> **Information shown**
******************************

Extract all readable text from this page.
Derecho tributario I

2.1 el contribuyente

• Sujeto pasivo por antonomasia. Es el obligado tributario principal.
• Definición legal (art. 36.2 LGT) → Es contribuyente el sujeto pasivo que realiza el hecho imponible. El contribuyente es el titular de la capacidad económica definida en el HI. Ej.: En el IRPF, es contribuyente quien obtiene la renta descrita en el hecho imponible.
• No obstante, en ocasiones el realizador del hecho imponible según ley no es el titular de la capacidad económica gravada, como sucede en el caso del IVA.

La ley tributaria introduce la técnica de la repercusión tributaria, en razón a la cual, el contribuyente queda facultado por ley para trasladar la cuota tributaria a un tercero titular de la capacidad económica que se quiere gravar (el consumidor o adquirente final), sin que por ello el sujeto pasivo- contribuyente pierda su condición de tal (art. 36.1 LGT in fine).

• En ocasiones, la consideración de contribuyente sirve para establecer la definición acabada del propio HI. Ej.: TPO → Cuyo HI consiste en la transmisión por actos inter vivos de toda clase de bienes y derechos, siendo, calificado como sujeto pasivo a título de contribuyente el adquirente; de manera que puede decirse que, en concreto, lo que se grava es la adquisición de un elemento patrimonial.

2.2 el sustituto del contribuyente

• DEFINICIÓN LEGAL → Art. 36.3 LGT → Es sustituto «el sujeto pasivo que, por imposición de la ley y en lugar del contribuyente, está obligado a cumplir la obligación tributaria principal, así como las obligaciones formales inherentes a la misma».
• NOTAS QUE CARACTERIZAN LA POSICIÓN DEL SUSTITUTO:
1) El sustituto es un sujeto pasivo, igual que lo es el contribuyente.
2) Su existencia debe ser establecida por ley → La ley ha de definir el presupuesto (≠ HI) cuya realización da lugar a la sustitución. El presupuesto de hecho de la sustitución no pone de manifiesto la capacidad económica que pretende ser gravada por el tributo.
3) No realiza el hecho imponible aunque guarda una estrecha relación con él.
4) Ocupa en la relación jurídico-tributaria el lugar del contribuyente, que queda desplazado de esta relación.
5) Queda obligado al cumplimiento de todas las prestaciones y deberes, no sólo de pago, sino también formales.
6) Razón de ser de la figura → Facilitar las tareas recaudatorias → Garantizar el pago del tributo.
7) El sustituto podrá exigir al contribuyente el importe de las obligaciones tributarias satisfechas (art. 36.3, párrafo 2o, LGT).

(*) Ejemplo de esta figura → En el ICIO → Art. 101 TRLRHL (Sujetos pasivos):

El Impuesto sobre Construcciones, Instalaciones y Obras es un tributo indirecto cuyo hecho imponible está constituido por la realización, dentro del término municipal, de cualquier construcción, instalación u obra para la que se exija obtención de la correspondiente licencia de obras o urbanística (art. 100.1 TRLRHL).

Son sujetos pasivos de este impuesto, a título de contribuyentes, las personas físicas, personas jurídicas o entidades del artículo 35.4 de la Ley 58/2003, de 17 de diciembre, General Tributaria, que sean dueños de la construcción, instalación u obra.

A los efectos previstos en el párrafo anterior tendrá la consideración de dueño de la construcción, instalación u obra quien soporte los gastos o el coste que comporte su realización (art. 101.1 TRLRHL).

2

******************************

> **Given task**
Pull out each record as written and restate it exactly.

> **Result**
Extract all readable text from this page.
Derecho tributario I

2.1 el contribuyente

• Sujeto pasivo por antonomasia. Es el obligado tributario principal.
• Definición legal (art. 36.2 LGT) → Es contribuyente el sujeto pasivo que realiza el hecho imponible. El contribuyente es el titular de la capacidad económica definida en el HI. Ej.: En el IRPF, es contribuyente quien obtiene la renta descrita en el hecho imponible.
• No obstante, en ocasiones el realizador del hecho imponible según ley no es el titular de la capacidad económica gravada, como sucede en el caso del IVA.

La ley tributaria introduce la técnica de la repercusión tributaria, en razón a la cual, el contribuyente queda facultado por ley para trasladar la cuota tributaria a un tercero titular de la capacidad económica que se quiere gravar (el consumidor o adquirente final), sin que por ello el sujeto pasivo- contribuyente pierda su condición de tal (art. 36.1 LGT in fine).

• En ocasiones, la consideración de contribuyente sirve para establecer la definición acabada del propio HI. Ej.: TPO → Cuyo HI consiste en la transmisión por actos inter vivos de toda clase de bienes y derechos, siendo, calificado como sujeto pasivo a título de contribuyente el adquirente; de manera que puede decirse que, en concreto, lo que se grava es la adquisición de un elemento patrimonial.

2.2 el sustituto del contribuyente

• DEFINICIÓN LEGAL → Art. 36.3 LGT → Es sustituto «el sujeto pasivo que, por imposición de la ley y en lugar del contribuyente, está obligado a cumplir la obligación tributaria principal, así como las obligaciones formales inherentes a la misma».
• NOTAS QUE CARACTERIZAN LA POSICIÓN DEL SUSTITUTO:
1) El sustituto es un sujeto pasivo, igual que lo es el contribuyente.
2) Su existencia debe ser establecida por ley → La ley ha de definir el presupuesto (≠ HI) cuya realización da lugar a la sustitución. El presupuesto de hecho de la sustitución no pone de manifiesto la capacidad económica que pretende ser gravada por el tributo.
3) No realiza el hecho imponible aunque guarda una estrecha relación con él.
4) Ocupa en la relación jurídico-tributaria el lugar del contribuyente, que queda desplazado de esta relación.
5) Queda obligado al cumplimiento de todas las prestaciones y deberes, no sólo de pago, sino también formales.
6) Razón de ser de la figura → Facilitar las tareas recaudatorias → Garantizar el pago del tributo.
7) El sustituto podrá exigir al contribuyente el importe de las obligaciones tributarias satisfechas (art. 36.3, párrafo 2o, LGT).

(*) Ejemplo de esta figura → En el ICIO → Art. 101 TRLRHL (Sujetos pasivos):

El Impuesto sobre Construcciones, Instalaciones y Obras es un tributo indirecto cuyo hecho imponible está constituido por la realización, dentro del término municipal, de cualquier construcción, instalación u obra para la que se exija obtención de la correspondiente licencia de obras o urbanística (art. 100.1 TRLRHL).

Son sujetos pasivos de este impuesto, a título de contribuyentes, las personas físicas, personas jurídicas o entidades del artículo 35.4 de la Ley 58/2003, de 17 de diciembre, General Tributaria, que sean dueños de la construcción, instalación u obra.

A los efectos previstos en el párrafo anterior tendrá la consideración de dueño de la construcción, instalación u obra quien soporte los gastos o el coste que comporte su realización (art. 101.1 TRLRHL).

2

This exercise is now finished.